Assignment: Repeat word for word the part of the improv forum thread that begins at the words "Sounds like someone" and stops after "and for you.".

PostPosted: June 6th, 2012, 3:43 pm
by ClintHarris
Matthew 7:5

I'm pretty sure Jesus was talking about improv.

PostPosted: June 6th, 2012, 3:46 pm
by Rev. Jordan T. Maxwell
i hear his set in Bethany killed...

...wait, no, i meant the other thing. 8)

Re: Making ourselves look good

PostPosted: June 6th, 2012, 5:36 pm
by ratliff
TeresaYork wrote:How do I let someone know they are taking too good of care of themselves? :)


You don't. That's what a coach is for.

PostPosted: June 6th, 2012, 8:58 pm
by KathyRose
What say, you just play whoever your character is and let whatever happens, happen.

PostPosted: June 7th, 2012, 12:46 am
by jillybee72
Taking care of yourself is the best way to take care of others. No one likes going out into a scene and turning to look at their scene partner who's standing there blankly like they have nothing. Give yourself something.

Sounds like someone you know is maybe is misinterpreting the advice "take care of yourself" to mean "make yourself the star." That is not the case at all. It just means give yourself something to go in with so you can make powerful moves that will make it fun for your partner and for you.

PostPosted: June 7th, 2012, 12:48 am
by jillybee72
In a little side note, I find it really helpful to not judge my scene partners. I just to play with everyone as if they are the best possible person I could be on stage with in this moment and as if their choices are golden.

PostPosted: June 7th, 2012, 6:50 am
by TeresaYork
Thanks Jill.

I always say, "let's just have fun," but sometimes feel betrayed if I feel like my scene partner doesn't have that same agenda. I need to get over that!

PostPosted: June 7th, 2012, 7:19 am
by Brad Hawkins
jillybee72 wrote:In a little side note, I find it really helpful to not judge my scene partners. I just to play with everyone as if they are the best possible person I could be on stage with in this moment and as if their choices are golden.


That sounds great, but how do you do that? Any tricks?

PostPosted: June 7th, 2012, 8:51 am
by Asaf
I'm very much of the Annoyance mind on this that the best gift you can give your scene partner is a strong sense of self.

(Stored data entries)

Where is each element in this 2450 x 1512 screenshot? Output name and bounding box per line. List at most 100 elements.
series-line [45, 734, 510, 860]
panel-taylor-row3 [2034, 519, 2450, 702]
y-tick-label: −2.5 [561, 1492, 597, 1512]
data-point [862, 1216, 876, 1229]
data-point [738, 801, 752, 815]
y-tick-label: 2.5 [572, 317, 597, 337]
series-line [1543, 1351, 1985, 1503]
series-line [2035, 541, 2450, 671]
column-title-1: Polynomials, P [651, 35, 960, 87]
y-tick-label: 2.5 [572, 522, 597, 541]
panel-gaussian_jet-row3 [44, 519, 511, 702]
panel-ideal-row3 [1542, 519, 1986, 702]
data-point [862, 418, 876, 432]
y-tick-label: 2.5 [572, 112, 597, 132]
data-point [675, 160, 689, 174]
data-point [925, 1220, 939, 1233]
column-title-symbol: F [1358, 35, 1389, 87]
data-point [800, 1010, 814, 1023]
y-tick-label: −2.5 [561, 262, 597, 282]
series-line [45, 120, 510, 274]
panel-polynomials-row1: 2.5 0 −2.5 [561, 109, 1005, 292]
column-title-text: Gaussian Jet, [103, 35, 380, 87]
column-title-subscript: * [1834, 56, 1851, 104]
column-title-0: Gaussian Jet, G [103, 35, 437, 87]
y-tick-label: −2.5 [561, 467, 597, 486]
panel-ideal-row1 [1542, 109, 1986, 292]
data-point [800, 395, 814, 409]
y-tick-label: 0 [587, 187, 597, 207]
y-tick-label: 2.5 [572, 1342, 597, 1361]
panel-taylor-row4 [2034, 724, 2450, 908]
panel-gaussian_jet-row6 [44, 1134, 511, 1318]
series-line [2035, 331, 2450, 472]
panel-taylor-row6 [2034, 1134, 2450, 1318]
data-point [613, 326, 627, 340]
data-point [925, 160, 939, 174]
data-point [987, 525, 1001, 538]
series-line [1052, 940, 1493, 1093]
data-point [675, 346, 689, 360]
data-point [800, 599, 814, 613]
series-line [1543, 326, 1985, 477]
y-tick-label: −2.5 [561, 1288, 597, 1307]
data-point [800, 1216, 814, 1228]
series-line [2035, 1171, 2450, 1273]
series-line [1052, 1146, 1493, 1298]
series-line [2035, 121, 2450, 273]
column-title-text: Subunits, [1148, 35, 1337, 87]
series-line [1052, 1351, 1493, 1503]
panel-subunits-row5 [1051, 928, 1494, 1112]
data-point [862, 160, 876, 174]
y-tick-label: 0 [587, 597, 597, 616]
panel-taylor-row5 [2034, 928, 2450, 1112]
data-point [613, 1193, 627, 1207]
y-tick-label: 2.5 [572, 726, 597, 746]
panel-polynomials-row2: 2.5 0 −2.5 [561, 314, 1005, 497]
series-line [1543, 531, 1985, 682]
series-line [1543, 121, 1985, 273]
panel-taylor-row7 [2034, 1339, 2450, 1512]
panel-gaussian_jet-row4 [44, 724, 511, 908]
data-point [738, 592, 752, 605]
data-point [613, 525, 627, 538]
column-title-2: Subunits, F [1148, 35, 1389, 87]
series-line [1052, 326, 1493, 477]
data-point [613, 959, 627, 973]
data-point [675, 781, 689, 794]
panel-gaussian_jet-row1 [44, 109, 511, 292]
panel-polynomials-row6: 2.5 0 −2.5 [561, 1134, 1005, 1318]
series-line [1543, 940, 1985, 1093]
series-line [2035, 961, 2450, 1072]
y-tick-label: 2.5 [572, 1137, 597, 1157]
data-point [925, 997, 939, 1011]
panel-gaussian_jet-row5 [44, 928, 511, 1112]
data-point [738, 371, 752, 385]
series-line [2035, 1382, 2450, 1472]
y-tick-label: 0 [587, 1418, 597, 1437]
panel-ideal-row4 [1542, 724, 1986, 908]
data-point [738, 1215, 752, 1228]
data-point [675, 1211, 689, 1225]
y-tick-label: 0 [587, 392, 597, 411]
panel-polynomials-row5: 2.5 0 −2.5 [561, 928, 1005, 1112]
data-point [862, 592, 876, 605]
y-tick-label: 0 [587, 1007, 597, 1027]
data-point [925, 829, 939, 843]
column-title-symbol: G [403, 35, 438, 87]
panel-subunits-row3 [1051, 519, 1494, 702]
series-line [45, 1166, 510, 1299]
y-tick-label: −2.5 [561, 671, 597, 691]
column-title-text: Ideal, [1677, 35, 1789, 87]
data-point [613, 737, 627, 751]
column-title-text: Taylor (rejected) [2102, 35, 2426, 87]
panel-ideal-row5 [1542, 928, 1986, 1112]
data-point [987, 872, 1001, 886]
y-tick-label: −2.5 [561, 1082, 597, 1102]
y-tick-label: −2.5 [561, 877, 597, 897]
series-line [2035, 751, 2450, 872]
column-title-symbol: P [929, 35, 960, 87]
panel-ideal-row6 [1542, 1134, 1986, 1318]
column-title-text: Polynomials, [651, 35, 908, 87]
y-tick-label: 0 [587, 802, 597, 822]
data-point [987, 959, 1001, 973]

Answer to this exercise:
Sounds like someone you know is maybe is misinterpreting the advice "take care of yourself" to mean "make yourself the star." That is not the case at all. It just means give yourself something to go in with so you can make powerful moves that will make it fun for your partner and for you.